---- Information given

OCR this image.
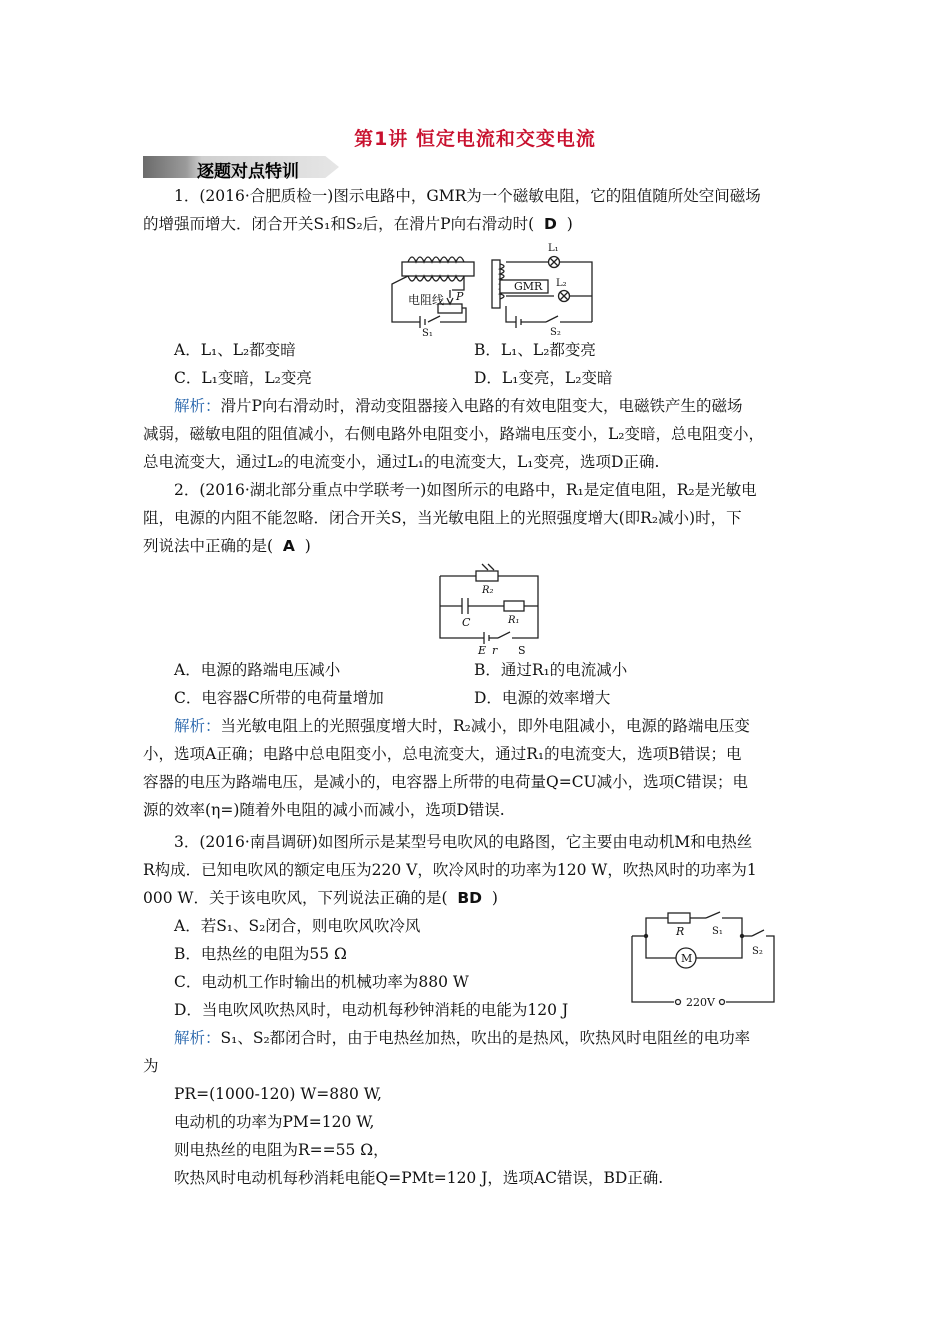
第1讲 恒定电流和交变电流
逐题对点特训
1．(2016·合肥质检一)图示电路中，GMR为一个磁敏电阻，它的阻值随所处空间磁场
的增强而增大．闭合开关S₁和S₂后，在滑片P向右滑动时( D )
电阻线 P
S₁
GMR
L₁
L₂
S₂
A．L₁、L₂都变暗	B．L₁、L₂都变亮
C．L₁变暗，L₂变亮	D．L₁变亮，L₂变暗
解析：滑片P向右滑动时，滑动变阻器接入电路的有效电阻变大，电磁铁产生的磁场
减弱，磁敏电阻的阻值减小，右侧电路外电阻变小，路端电压变小，L₂变暗，总电阻变小，
总电流变大，通过L₂的电流变小，通过L₁的电流变大，L₁变亮，选项D正确.
2．(2016·湖北部分重点中学联考一)如图所示的电路中，R₁是定值电阻，R₂是光敏电
阻，电源的内阻不能忽略．闭合开关S，当光敏电阻上的光照强度增大(即R₂减小)时，下
列说法中正确的是( A )
R₂
C	R₁
E r S
A．电源的路端电压减小	B．通过R₁的电流减小
C．电容器C所带的电荷量增加	D．电源的效率增大
解析：当光敏电阻上的光照强度增大时，R₂减小，即外电阻减小，电源的路端电压变
小，选项A正确；电路中总电阻变小，总电流变大，通过R₁的电流变大，选项B错误；电
容器的电压为路端电压，是减小的，电容器上所带的电荷量Q=CU减小，选项C错误；电
源的效率(η=)随着外电阻的减小而减小，选项D错误.
3．(2016·南昌调研)如图所示是某型号电吹风的电路图，它主要由电动机M和电热丝
R构成．已知电吹风的额定电压为220 V，吹冷风时的功率为120 W，吹热风时的功率为1
000 W．关于该电吹风，下列说法正确的是( BD )
A．若S₁、S₂闭合，则电吹风吹冷风
B．电热丝的电阻为55 Ω
C．电动机工作时输出的机械功率为880 W
D．当电吹风吹热风时，电动机每秒钟消耗的电能为120 J
R	S₁
S₂
M
220V
解析：S₁、S₂都闭合时，由于电热丝加热，吹出的是热风，吹热风时电阻丝的电功率
为
PR=(1000-120) W=880 W,
电动机的功率为PM=120 W,
则电热丝的电阻为R==55 Ω，
吹热风时电动机每秒消耗电能Q=PMt=120 J，选项AC错误，BD正确.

--------

▶ **Exercise task**
What you return should match the records above word for word, minus the pictures.

▶ **In response**
OCR this image.
第1讲 恒定电流和交变电流
逐题对点特训
1．(2016·合肥质检一)图示电路中，GMR为一个磁敏电阻，它的阻值随所处空间磁场
的增强而增大．闭合开关S₁和S₂后，在滑片P向右滑动时( D )
电阻线 P
S₁
GMR
L₁
L₂
S₂
A．L₁、L₂都变暗	B．L₁、L₂都变亮
C．L₁变暗，L₂变亮	D．L₁变亮，L₂变暗
解析：滑片P向右滑动时，滑动变阻器接入电路的有效电阻变大，电磁铁产生的磁场
减弱，磁敏电阻的阻值减小，右侧电路外电阻变小，路端电压变小，L₂变暗，总电阻变小，
总电流变大，通过L₂的电流变小，通过L₁的电流变大，L₁变亮，选项D正确.
2．(2016·湖北部分重点中学联考一)如图所示的电路中，R₁是定值电阻，R₂是光敏电
阻，电源的内阻不能忽略．闭合开关S，当光敏电阻上的光照强度增大(即R₂减小)时，下
列说法中正确的是( A )
R₂
C	R₁
E r S
A．电源的路端电压减小	B．通过R₁的电流减小
C．电容器C所带的电荷量增加	D．电源的效率增大
解析：当光敏电阻上的光照强度增大时，R₂减小，即外电阻减小，电源的路端电压变
小，选项A正确；电路中总电阻变小，总电流变大，通过R₁的电流变大，选项B错误；电
容器的电压为路端电压，是减小的，电容器上所带的电荷量Q=CU减小，选项C错误；电
源的效率(η=)随着外电阻的减小而减小，选项D错误.
3．(2016·南昌调研)如图所示是某型号电吹风的电路图，它主要由电动机M和电热丝
R构成．已知电吹风的额定电压为220 V，吹冷风时的功率为120 W，吹热风时的功率为1
000 W．关于该电吹风，下列说法正确的是( BD )
A．若S₁、S₂闭合，则电吹风吹冷风
B．电热丝的电阻为55 Ω
C．电动机工作时输出的机械功率为880 W
D．当电吹风吹热风时，电动机每秒钟消耗的电能为120 J
R	S₁
S₂
M
220V
解析：S₁、S₂都闭合时，由于电热丝加热，吹出的是热风，吹热风时电阻丝的电功率
为
PR=(1000-120) W=880 W,
电动机的功率为PM=120 W,
则电热丝的电阻为R==55 Ω，
吹热风时电动机每秒消耗电能Q=PMt=120 J，选项AC错误，BD正确.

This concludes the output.